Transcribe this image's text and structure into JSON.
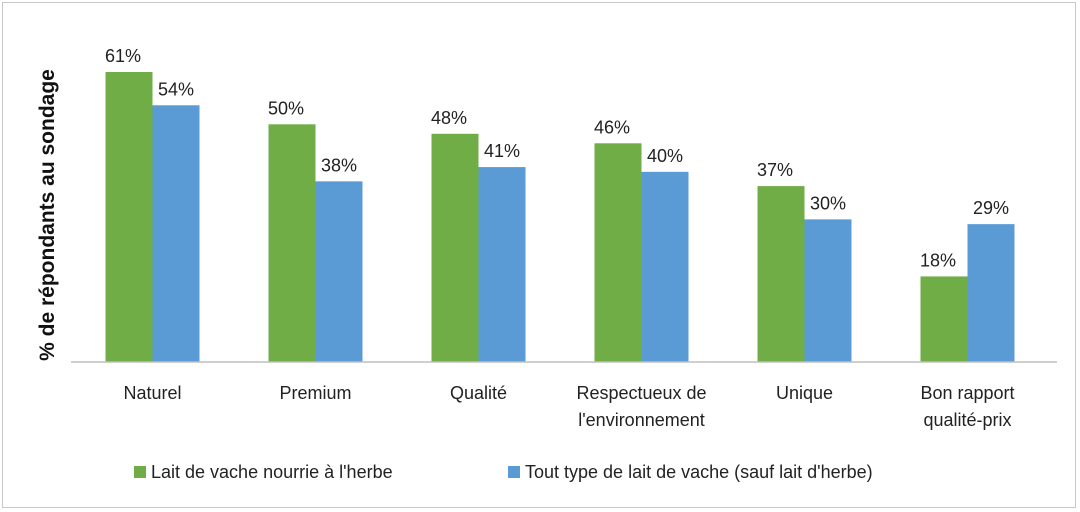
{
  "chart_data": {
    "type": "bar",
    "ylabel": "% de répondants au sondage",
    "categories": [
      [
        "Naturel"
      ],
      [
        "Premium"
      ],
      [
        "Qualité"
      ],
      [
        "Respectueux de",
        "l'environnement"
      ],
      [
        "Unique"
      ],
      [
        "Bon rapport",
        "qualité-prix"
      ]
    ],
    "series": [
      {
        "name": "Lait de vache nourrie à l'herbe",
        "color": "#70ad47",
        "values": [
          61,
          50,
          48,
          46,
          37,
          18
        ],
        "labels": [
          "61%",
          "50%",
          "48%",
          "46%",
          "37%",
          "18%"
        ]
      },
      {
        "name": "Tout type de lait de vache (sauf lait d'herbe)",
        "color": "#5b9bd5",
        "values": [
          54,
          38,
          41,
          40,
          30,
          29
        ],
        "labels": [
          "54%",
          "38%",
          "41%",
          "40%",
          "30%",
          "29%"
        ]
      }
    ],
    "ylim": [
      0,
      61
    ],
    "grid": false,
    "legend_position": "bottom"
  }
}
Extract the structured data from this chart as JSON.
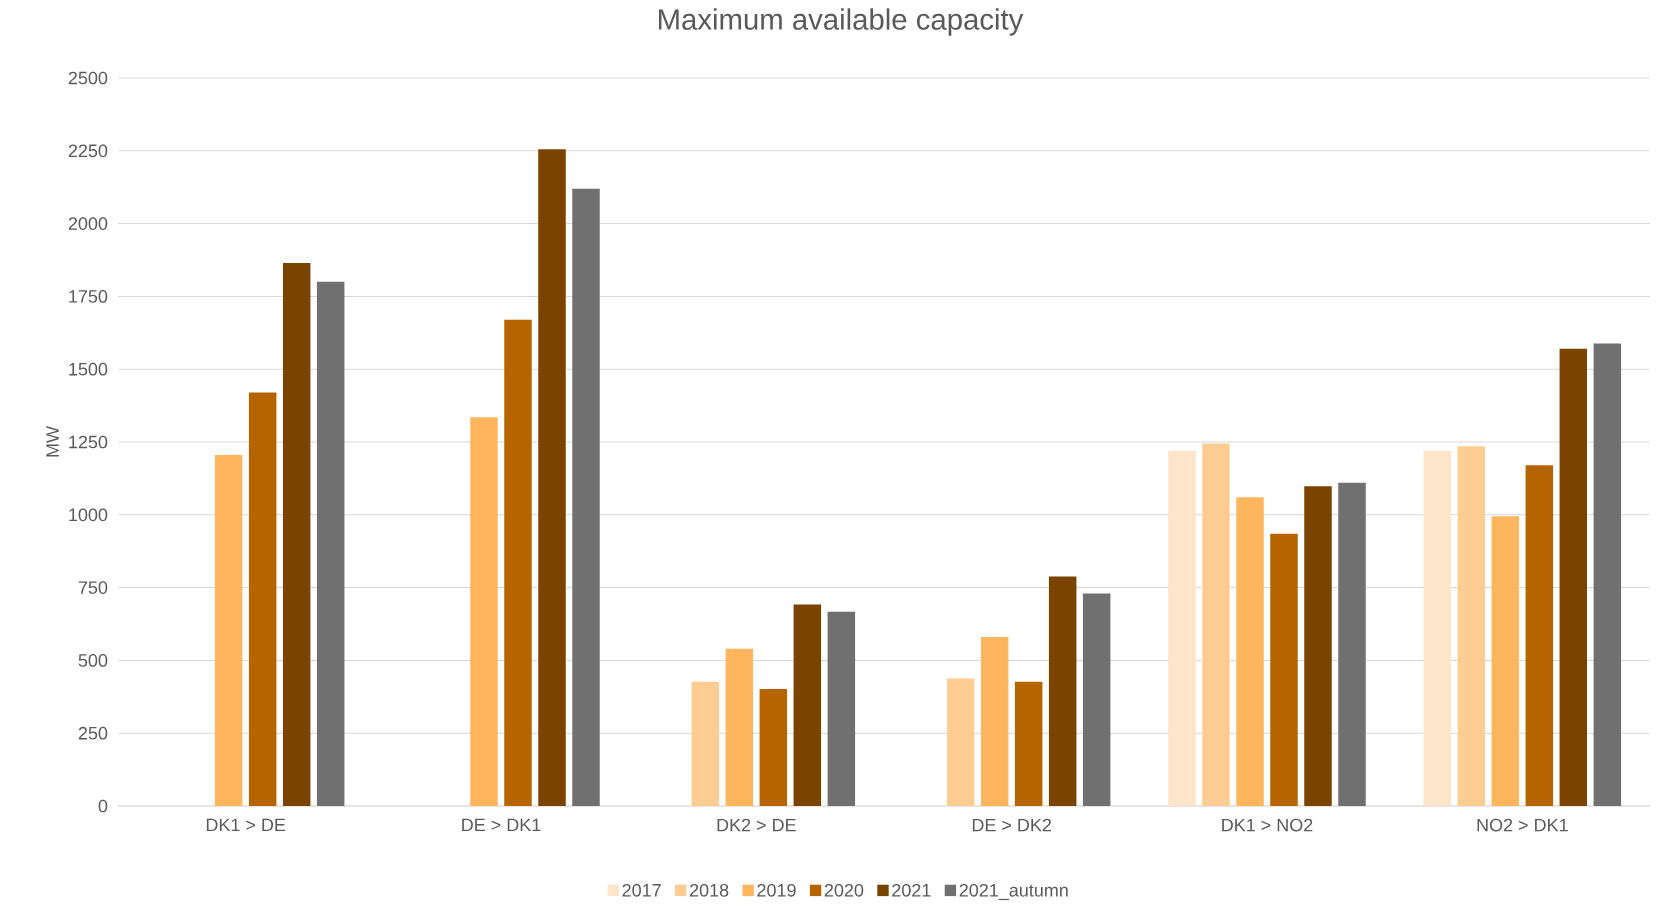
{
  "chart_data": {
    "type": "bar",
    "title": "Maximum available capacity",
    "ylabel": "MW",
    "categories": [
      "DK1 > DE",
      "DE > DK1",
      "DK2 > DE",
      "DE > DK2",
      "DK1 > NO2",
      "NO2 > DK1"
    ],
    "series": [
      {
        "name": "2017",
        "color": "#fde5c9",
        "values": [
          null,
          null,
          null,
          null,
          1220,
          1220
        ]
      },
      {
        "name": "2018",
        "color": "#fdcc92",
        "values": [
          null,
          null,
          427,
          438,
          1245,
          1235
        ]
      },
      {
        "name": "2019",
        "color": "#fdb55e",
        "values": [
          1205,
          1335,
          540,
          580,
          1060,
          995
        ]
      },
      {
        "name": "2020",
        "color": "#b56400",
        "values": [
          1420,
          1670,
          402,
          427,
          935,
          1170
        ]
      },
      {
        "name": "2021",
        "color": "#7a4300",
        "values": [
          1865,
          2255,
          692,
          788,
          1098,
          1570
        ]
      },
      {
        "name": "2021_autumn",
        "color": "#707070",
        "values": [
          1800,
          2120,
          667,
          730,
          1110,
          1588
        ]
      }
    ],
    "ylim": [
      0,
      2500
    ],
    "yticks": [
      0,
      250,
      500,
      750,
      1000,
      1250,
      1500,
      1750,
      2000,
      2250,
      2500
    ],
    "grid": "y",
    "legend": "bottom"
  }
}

##########

WHAT IS EXPECTED — Each line that holds the word "ylabel" should be extracted from the records.

RESULT OF THE TASK —
    "ylabel": "% de répondants au sondage",
    "ylabel": "MW",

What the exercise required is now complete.